§ **THE PROBLEM**
Please quote only the lines that start at the one with "Extract all readable text from this page." and go on to the last line of the data, both ends kept.

§ **DATA PROVIDED**

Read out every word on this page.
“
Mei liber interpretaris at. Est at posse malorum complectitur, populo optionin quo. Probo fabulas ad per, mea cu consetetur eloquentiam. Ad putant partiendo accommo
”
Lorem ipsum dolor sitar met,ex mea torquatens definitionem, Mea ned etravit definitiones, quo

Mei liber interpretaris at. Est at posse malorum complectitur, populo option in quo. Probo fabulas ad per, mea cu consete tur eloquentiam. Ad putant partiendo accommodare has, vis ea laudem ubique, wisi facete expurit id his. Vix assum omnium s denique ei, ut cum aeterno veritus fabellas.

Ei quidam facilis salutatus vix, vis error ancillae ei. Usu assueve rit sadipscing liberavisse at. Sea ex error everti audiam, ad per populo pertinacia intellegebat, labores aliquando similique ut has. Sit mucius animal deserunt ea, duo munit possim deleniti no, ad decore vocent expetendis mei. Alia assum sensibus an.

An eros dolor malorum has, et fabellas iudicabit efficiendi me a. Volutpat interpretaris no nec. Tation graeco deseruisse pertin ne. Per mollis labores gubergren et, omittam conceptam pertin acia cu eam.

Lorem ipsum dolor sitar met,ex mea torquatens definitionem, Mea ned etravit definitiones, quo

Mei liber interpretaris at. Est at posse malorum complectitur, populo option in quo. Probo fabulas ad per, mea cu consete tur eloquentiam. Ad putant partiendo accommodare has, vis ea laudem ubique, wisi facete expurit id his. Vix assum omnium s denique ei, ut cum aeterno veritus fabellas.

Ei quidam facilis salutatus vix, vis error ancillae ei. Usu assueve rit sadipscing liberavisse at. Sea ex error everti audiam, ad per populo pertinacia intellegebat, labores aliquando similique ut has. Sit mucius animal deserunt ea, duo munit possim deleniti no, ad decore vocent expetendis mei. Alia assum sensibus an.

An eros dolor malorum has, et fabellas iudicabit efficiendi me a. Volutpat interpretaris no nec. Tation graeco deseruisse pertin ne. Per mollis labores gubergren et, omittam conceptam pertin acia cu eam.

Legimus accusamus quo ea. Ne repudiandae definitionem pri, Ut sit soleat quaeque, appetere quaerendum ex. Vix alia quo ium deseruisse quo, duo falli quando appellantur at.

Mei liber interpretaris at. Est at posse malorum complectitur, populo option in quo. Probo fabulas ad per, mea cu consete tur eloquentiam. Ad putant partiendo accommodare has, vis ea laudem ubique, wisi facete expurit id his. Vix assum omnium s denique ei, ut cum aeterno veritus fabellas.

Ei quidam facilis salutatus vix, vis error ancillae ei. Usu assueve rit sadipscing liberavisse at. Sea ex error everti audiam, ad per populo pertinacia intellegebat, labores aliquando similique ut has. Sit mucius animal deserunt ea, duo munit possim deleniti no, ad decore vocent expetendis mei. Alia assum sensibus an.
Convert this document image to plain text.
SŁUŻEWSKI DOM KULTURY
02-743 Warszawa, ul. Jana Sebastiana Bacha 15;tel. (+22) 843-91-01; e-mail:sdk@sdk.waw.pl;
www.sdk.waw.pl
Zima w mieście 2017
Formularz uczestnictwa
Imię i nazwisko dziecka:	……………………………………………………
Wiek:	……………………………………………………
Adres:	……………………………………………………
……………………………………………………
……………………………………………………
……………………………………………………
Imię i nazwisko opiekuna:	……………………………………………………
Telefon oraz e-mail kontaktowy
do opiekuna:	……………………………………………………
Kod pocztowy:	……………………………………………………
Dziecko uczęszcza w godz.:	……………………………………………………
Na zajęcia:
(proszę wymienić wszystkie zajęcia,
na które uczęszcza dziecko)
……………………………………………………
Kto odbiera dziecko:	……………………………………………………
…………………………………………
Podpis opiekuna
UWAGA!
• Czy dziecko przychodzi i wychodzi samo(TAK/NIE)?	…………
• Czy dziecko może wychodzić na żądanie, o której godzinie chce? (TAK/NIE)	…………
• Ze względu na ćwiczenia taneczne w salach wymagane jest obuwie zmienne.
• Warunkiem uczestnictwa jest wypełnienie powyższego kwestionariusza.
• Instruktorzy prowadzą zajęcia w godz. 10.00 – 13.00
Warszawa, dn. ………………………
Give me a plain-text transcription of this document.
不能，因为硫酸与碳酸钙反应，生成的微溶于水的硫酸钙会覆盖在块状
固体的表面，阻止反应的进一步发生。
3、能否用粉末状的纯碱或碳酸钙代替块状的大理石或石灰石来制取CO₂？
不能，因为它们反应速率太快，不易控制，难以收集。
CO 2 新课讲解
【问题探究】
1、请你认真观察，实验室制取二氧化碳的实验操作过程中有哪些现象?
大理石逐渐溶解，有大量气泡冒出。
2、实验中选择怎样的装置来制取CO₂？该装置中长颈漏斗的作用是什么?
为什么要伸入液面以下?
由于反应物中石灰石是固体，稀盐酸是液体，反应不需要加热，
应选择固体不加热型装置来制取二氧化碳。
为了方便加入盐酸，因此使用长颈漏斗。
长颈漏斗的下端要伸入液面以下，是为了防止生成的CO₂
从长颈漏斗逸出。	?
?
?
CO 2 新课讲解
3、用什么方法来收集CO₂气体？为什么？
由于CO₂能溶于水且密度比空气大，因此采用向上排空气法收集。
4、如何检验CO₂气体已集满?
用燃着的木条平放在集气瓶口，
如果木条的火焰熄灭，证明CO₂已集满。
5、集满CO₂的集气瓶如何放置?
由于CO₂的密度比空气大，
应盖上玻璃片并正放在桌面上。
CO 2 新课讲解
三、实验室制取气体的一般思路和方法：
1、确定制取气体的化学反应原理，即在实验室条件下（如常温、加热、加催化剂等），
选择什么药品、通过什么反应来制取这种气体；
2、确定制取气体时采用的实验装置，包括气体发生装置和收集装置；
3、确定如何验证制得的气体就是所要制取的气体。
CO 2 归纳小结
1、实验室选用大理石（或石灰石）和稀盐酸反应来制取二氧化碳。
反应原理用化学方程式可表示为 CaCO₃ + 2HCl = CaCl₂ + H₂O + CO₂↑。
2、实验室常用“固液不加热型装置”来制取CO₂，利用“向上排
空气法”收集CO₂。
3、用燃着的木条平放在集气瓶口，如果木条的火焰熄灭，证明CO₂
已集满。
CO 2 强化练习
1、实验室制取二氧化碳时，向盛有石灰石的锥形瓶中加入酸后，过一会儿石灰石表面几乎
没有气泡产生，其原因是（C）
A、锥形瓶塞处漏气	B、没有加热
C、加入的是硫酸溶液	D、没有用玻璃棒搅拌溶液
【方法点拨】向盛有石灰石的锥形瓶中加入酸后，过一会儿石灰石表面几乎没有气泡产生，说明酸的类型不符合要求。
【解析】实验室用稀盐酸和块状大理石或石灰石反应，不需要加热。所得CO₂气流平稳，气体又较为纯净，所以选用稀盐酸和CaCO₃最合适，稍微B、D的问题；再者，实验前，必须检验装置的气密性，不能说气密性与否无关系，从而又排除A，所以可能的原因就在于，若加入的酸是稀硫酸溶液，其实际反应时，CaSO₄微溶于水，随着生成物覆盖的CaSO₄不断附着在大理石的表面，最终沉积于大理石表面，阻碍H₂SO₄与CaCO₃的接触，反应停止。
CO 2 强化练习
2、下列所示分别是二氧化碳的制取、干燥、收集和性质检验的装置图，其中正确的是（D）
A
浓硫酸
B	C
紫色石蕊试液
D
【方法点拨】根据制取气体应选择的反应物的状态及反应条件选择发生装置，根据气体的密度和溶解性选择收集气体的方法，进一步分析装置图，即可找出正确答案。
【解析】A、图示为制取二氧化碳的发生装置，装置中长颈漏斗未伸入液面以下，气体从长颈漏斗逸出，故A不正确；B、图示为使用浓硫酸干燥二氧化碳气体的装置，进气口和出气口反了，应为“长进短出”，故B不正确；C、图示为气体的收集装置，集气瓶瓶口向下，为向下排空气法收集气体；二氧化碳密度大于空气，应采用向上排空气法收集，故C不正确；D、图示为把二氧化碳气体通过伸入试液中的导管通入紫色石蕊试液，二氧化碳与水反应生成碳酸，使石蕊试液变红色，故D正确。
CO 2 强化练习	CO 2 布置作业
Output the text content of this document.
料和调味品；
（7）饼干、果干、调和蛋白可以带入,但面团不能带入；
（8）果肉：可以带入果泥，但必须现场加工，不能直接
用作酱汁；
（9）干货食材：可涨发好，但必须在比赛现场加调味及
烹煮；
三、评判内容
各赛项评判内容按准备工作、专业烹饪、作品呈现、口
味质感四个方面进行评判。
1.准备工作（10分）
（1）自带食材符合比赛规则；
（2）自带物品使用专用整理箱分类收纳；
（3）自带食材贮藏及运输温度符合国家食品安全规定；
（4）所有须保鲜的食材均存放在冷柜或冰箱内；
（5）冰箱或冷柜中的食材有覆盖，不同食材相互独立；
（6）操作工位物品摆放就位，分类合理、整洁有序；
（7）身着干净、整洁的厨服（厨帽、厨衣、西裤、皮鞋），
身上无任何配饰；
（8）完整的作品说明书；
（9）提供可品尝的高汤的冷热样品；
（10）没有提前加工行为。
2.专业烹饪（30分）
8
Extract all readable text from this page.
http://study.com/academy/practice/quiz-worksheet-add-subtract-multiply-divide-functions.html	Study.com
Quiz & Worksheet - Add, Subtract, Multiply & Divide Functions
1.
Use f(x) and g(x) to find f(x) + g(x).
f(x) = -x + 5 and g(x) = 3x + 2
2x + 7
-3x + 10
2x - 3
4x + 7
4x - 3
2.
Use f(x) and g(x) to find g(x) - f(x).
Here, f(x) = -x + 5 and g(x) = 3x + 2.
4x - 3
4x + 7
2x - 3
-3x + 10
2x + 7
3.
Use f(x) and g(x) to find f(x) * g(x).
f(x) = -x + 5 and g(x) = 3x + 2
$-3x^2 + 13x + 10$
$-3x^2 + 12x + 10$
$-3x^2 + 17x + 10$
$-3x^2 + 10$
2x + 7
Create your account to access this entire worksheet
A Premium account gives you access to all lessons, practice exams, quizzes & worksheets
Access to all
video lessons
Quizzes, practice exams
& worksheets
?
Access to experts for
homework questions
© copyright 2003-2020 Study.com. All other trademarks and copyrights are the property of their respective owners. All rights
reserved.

§ **WORKED SOLUTION**
Extract all readable text from this page.
http://study.com/academy/practice/quiz-worksheet-add-subtract-multiply-divide-functions.html	Study.com
Quiz & Worksheet - Add, Subtract, Multiply & Divide Functions
1.
Use f(x) and g(x) to find f(x) + g(x).
f(x) = -x + 5 and g(x) = 3x + 2
2x + 7
-3x + 10
2x - 3
4x + 7
4x - 3
2.
Use f(x) and g(x) to find g(x) - f(x).
Here, f(x) = -x + 5 and g(x) = 3x + 2.
4x - 3
4x + 7
2x - 3
-3x + 10
2x + 7
3.
Use f(x) and g(x) to find f(x) * g(x).
f(x) = -x + 5 and g(x) = 3x + 2
$-3x^2 + 13x + 10$
$-3x^2 + 12x + 10$
$-3x^2 + 17x + 10$
$-3x^2 + 10$
2x + 7
Create your account to access this entire worksheet
A Premium account gives you access to all lessons, practice exams, quizzes & worksheets
Access to all
video lessons
Quizzes, practice exams
& worksheets
?
Access to experts for
homework questions
© copyright 2003-2020 Study.com. All other trademarks and copyrights are the property of their respective owners. All rights
reserved.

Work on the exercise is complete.